▶ **WORK TO COMPLETE**
All of the material below is to be returned exactly.

═══ EXERCISE DATA

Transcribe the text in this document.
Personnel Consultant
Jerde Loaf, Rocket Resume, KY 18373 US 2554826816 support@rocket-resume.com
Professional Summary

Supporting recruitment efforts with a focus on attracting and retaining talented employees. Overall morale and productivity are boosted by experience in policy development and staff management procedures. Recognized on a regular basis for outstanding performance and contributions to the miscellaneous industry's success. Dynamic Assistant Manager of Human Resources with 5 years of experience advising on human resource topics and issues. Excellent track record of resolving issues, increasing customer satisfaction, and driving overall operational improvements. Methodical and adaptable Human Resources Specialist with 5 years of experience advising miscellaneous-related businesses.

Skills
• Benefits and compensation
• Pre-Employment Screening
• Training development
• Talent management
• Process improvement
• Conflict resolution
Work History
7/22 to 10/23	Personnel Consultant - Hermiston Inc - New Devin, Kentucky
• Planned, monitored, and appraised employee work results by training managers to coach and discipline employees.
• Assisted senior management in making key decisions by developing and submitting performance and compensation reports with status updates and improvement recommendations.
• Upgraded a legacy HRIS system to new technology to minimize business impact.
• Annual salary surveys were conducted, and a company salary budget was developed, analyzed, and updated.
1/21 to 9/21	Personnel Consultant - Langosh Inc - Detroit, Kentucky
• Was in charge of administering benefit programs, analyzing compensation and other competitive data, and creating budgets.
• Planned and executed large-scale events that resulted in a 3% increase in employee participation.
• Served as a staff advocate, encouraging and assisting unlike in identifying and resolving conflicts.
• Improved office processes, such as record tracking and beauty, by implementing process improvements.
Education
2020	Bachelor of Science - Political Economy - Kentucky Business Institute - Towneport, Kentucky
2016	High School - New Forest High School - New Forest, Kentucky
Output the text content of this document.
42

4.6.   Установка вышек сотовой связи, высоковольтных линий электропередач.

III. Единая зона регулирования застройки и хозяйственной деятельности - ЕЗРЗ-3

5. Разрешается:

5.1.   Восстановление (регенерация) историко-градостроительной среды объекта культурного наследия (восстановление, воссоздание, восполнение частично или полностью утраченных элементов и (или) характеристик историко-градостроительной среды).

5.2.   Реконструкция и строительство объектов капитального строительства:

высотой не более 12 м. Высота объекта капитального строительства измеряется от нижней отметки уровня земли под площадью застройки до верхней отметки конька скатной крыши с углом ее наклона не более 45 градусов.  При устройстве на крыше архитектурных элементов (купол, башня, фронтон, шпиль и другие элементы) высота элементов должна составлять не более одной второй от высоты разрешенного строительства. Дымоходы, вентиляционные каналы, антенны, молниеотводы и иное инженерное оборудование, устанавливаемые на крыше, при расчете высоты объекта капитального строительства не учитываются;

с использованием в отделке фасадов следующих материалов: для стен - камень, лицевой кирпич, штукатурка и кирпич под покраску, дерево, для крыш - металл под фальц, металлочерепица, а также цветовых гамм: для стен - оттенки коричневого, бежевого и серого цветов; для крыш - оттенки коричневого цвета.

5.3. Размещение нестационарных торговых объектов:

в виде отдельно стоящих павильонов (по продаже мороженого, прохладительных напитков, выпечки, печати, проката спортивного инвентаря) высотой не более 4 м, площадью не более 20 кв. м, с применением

══════

▶ **SOLUTION**
Transcribe the text in this document.
Personnel Consultant
Jerde Loaf, Rocket Resume, KY 18373 US 2554826816 support@rocket-resume.com
Professional Summary

Supporting recruitment efforts with a focus on attracting and retaining talented employees. Overall morale and productivity are boosted by experience in policy development and staff management procedures. Recognized on a regular basis for outstanding performance and contributions to the miscellaneous industry's success. Dynamic Assistant Manager of Human Resources with 5 years of experience advising on human resource topics and issues. Excellent track record of resolving issues, increasing customer satisfaction, and driving overall operational improvements. Methodical and adaptable Human Resources Specialist with 5 years of experience advising miscellaneous-related businesses.

Skills
• Benefits and compensation
• Pre-Employment Screening
• Training development
• Talent management
• Process improvement
• Conflict resolution
Work History
7/22 to 10/23	Personnel Consultant - Hermiston Inc - New Devin, Kentucky
• Planned, monitored, and appraised employee work results by training managers to coach and discipline employees.
• Assisted senior management in making key decisions by developing and submitting performance and compensation reports with status updates and improvement recommendations.
• Upgraded a legacy HRIS system to new technology to minimize business impact.
• Annual salary surveys were conducted, and a company salary budget was developed, analyzed, and updated.
1/21 to 9/21	Personnel Consultant - Langosh Inc - Detroit, Kentucky
• Was in charge of administering benefit programs, analyzing compensation and other competitive data, and creating budgets.
• Planned and executed large-scale events that resulted in a 3% increase in employee participation.
• Served as a staff advocate, encouraging and assisting unlike in identifying and resolving conflicts.
• Improved office processes, such as record tracking and beauty, by implementing process improvements.
Education
2020	Bachelor of Science - Political Economy - Kentucky Business Institute - Towneport, Kentucky
2016	High School - New Forest High School - New Forest, Kentucky
Output the text content of this document.
42

4.6.   Установка вышек сотовой связи, высоковольтных линий электропередач.

III. Единая зона регулирования застройки и хозяйственной деятельности - ЕЗРЗ-3

5. Разрешается:

5.1.   Восстановление (регенерация) историко-градостроительной среды объекта культурного наследия (восстановление, воссоздание, восполнение частично или полностью утраченных элементов и (или) характеристик историко-градостроительной среды).

5.2.   Реконструкция и строительство объектов капитального строительства:

высотой не более 12 м. Высота объекта капитального строительства измеряется от нижней отметки уровня земли под площадью застройки до верхней отметки конька скатной крыши с углом ее наклона не более 45 градусов.  При устройстве на крыше архитектурных элементов (купол, башня, фронтон, шпиль и другие элементы) высота элементов должна составлять не более одной второй от высоты разрешенного строительства. Дымоходы, вентиляционные каналы, антенны, молниеотводы и иное инженерное оборудование, устанавливаемые на крыше, при расчете высоты объекта капитального строительства не учитываются;

с использованием в отделке фасадов следующих материалов: для стен - камень, лицевой кирпич, штукатурка и кирпич под покраску, дерево, для крыш - металл под фальц, металлочерепица, а также цветовых гамм: для стен - оттенки коричневого, бежевого и серого цветов; для крыш - оттенки коричневого цвета.

5.3. Размещение нестационарных торговых объектов:

в виде отдельно стоящих павильонов (по продаже мороженого, прохладительных напитков, выпечки, печати, проката спортивного инвентаря) высотой не более 4 м, площадью не более 20 кв. м, с применением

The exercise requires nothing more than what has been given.